::: Data to process :::

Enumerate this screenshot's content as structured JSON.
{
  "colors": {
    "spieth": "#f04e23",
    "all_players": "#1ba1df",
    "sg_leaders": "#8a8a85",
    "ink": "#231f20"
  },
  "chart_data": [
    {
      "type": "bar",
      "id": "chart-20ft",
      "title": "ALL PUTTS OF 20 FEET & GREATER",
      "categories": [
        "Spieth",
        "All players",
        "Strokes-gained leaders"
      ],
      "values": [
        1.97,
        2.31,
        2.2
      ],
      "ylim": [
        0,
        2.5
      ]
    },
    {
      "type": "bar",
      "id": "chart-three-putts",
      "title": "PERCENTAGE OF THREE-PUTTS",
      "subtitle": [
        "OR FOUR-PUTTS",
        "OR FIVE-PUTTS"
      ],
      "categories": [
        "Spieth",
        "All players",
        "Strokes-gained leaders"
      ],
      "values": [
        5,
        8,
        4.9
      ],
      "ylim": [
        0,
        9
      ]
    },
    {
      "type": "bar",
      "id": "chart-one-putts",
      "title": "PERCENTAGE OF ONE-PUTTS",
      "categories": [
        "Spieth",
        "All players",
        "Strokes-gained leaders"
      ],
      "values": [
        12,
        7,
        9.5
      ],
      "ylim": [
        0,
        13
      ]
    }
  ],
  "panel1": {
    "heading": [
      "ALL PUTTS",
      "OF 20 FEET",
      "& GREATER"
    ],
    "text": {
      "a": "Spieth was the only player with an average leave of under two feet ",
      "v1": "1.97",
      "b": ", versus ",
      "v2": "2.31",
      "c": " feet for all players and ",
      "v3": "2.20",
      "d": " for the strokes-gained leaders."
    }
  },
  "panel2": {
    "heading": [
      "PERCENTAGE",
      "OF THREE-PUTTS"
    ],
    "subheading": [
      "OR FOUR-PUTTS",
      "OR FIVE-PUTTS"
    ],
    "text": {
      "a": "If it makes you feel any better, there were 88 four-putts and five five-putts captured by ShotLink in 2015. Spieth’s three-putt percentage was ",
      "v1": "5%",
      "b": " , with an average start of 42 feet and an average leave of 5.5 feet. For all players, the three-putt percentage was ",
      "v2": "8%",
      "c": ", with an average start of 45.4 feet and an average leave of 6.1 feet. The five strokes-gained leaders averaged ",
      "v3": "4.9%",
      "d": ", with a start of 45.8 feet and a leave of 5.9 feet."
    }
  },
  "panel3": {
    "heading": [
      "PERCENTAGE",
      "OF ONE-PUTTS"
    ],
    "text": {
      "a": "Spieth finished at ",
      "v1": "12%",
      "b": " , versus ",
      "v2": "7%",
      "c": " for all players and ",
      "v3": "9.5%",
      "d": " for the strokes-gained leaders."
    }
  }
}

:::

Given problem:
Extract every line above that contains the word "start".

Output below:
      "b": " , with an average start of 42 feet and an average leave of 5.5 feet. For all players, the three-putt percentage was ",
      "c": ", with an average start of 45.4 feet and an average leave of 6.1 feet. The five strokes-gained leaders averaged ",
      "d": ", with a start of 45.8 feet and a leave of 5.9 feet."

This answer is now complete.